-- Start Task inputs --
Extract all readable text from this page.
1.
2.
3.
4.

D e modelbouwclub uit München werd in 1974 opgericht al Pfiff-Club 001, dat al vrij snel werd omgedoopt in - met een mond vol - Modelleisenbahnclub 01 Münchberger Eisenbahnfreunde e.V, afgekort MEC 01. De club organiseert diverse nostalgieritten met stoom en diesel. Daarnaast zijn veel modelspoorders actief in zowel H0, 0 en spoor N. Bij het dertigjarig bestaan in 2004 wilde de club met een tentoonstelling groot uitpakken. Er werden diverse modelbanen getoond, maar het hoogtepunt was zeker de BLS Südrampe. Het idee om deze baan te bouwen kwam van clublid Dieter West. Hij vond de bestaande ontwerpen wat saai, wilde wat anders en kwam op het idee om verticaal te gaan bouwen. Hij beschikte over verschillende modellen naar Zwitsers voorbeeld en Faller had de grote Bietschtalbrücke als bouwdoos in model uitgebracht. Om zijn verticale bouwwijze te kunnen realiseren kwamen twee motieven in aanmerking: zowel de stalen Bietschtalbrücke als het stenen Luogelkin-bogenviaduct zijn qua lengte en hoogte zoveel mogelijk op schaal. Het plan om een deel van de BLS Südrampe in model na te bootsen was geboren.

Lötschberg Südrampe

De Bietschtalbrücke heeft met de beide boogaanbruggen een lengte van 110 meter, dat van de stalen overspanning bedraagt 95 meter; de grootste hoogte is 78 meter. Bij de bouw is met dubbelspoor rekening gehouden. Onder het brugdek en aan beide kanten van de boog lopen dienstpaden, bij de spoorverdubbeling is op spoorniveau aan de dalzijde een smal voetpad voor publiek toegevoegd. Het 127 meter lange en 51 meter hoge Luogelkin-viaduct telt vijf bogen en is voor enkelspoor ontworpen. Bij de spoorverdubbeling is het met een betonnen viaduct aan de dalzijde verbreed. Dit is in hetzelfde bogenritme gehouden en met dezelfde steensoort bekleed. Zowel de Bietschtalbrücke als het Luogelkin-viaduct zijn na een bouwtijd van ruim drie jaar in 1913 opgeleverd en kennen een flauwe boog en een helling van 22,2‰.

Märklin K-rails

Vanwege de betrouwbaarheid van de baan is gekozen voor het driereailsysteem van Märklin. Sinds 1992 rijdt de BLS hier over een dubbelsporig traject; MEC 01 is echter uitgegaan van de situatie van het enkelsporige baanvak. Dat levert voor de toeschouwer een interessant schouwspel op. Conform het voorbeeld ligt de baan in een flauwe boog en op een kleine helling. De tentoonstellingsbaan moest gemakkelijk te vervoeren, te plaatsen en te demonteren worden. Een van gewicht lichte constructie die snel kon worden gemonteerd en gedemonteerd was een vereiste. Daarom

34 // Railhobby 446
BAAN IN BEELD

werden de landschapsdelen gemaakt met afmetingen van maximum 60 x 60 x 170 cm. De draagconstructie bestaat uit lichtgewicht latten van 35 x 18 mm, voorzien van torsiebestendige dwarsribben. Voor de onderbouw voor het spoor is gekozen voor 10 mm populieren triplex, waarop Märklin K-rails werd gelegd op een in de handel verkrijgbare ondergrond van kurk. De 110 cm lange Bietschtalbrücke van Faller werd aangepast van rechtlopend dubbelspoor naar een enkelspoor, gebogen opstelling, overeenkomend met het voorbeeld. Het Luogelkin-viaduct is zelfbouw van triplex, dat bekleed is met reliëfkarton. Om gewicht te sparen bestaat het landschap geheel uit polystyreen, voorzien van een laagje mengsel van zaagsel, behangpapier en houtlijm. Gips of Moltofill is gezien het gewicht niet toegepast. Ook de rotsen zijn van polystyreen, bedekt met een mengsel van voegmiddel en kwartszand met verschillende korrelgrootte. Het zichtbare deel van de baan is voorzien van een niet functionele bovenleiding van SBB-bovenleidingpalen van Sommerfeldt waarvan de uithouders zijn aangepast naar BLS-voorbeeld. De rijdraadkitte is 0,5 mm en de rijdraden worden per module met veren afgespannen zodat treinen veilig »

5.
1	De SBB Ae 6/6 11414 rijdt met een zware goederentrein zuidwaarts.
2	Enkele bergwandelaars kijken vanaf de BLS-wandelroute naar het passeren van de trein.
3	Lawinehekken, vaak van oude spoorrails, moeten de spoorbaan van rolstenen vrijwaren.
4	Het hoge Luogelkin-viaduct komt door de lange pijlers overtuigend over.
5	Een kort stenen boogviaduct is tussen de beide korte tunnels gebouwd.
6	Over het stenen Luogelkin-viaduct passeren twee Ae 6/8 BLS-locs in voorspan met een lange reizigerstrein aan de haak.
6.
-- End Task inputs --
**What this task involves:** Copy every line of the listing containing the string "passeren".

**Finished exercise:**
2	Enkele bergwandelaars kijken vanaf de BLS-wandelroute naar het passeren van de trein.
6	Over het stenen Luogelkin-viaduct passeren twee Ae 6/8 BLS-locs in voorspan met een lange reizigerstrein aan de haak.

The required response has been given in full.